## WORK INSTRUCTIONS
Please transcribe the data that follows without the pictures, keeping every word the same.

[Records from a collection of figures]
====
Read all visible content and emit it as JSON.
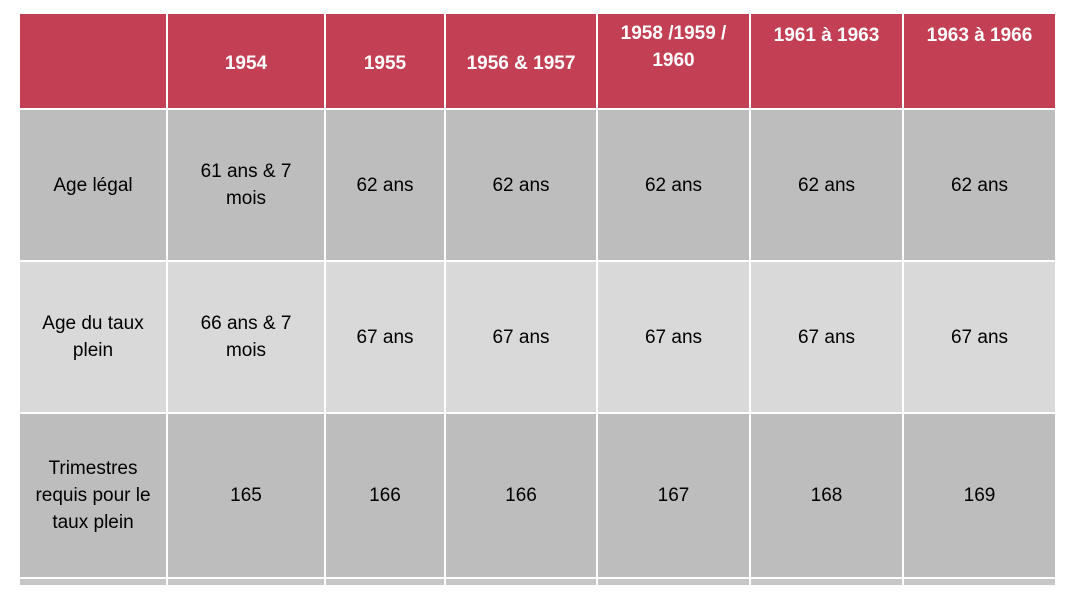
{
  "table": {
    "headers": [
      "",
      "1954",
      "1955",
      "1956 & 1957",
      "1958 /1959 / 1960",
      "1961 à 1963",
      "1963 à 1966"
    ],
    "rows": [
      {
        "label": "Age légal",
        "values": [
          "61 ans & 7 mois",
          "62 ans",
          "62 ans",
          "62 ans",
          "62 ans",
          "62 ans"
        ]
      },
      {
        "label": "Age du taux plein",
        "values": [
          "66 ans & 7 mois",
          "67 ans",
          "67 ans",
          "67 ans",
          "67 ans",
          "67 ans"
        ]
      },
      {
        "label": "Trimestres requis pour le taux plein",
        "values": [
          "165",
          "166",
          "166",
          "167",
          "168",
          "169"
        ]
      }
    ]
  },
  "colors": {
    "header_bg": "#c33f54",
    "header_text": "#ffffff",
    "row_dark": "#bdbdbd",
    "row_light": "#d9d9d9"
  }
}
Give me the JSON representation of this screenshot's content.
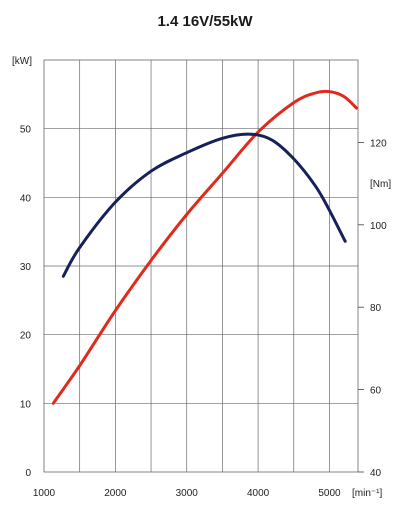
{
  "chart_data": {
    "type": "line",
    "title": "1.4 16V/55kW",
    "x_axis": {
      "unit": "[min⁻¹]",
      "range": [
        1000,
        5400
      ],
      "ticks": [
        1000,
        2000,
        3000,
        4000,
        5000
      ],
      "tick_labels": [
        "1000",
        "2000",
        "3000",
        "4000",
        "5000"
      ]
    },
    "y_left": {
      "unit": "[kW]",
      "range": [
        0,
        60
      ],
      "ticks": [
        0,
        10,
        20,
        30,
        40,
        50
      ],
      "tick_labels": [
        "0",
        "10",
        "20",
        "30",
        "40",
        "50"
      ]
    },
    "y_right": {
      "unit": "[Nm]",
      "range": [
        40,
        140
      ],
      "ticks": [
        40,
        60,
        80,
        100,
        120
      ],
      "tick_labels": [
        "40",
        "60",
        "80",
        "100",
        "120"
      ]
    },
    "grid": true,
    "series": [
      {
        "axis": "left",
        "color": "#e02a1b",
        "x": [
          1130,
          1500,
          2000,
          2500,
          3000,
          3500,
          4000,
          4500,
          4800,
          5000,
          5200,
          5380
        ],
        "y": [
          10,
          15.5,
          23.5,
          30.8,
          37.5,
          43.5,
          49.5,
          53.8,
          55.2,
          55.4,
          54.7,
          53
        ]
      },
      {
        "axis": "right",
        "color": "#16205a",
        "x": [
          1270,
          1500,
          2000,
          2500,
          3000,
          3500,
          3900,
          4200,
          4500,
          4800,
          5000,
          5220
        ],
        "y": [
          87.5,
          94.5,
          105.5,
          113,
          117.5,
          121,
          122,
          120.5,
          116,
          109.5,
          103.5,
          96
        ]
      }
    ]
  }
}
====
## ANSWER
Read all visible content and emit it as JSON.
{
  "table": {
    "headers": [
      "",
      "1954",
      "1955",
      "1956 & 1957",
      "1958 /1959 / 1960",
      "1961 à 1963",
      "1963 à 1966"
    ],
    "rows": [
      {
        "label": "Age légal",
        "values": [
          "61 ans & 7 mois",
          "62 ans",
          "62 ans",
          "62 ans",
          "62 ans",
          "62 ans"
        ]
      },
      {
        "label": "Age du taux plein",
        "values": [
          "66 ans & 7 mois",
          "67 ans",
          "67 ans",
          "67 ans",
          "67 ans",
          "67 ans"
        ]
      },
      {
        "label": "Trimestres requis pour le taux plein",
        "values": [
          "165",
          "166",
          "166",
          "167",
          "168",
          "169"
        ]
      }
    ]
  },
  "colors": {
    "header_bg": "#c33f54",
    "header_text": "#ffffff",
    "row_dark": "#bdbdbd",
    "row_light": "#d9d9d9"
  }
}
Give me the JSON representation of this screenshot's content.
{
  "chart_data": {
    "type": "line",
    "title": "1.4 16V/55kW",
    "x_axis": {
      "unit": "[min⁻¹]",
      "range": [
        1000,
        5400
      ],
      "ticks": [
        1000,
        2000,
        3000,
        4000,
        5000
      ],
      "tick_labels": [
        "1000",
        "2000",
        "3000",
        "4000",
        "5000"
      ]
    },
    "y_left": {
      "unit": "[kW]",
      "range": [
        0,
        60
      ],
      "ticks": [
        0,
        10,
        20,
        30,
        40,
        50
      ],
      "tick_labels": [
        "0",
        "10",
        "20",
        "30",
        "40",
        "50"
      ]
    },
    "y_right": {
      "unit": "[Nm]",
      "range": [
        40,
        140
      ],
      "ticks": [
        40,
        60,
        80,
        100,
        120
      ],
      "tick_labels": [
        "40",
        "60",
        "80",
        "100",
        "120"
      ]
    },
    "grid": true,
    "series": [
      {
        "axis": "left",
        "color": "#e02a1b",
        "x": [
          1130,
          1500,
          2000,
          2500,
          3000,
          3500,
          4000,
          4500,
          4800,
          5000,
          5200,
          5380
        ],
        "y": [
          10,
          15.5,
          23.5,
          30.8,
          37.5,
          43.5,
          49.5,
          53.8,
          55.2,
          55.4,
          54.7,
          53
        ]
      },
      {
        "axis": "right",
        "color": "#16205a",
        "x": [
          1270,
          1500,
          2000,
          2500,
          3000,
          3500,
          3900,
          4200,
          4500,
          4800,
          5000,
          5220
        ],
        "y": [
          87.5,
          94.5,
          105.5,
          113,
          117.5,
          121,
          122,
          120.5,
          116,
          109.5,
          103.5,
          96
        ]
      }
    ]
  }
}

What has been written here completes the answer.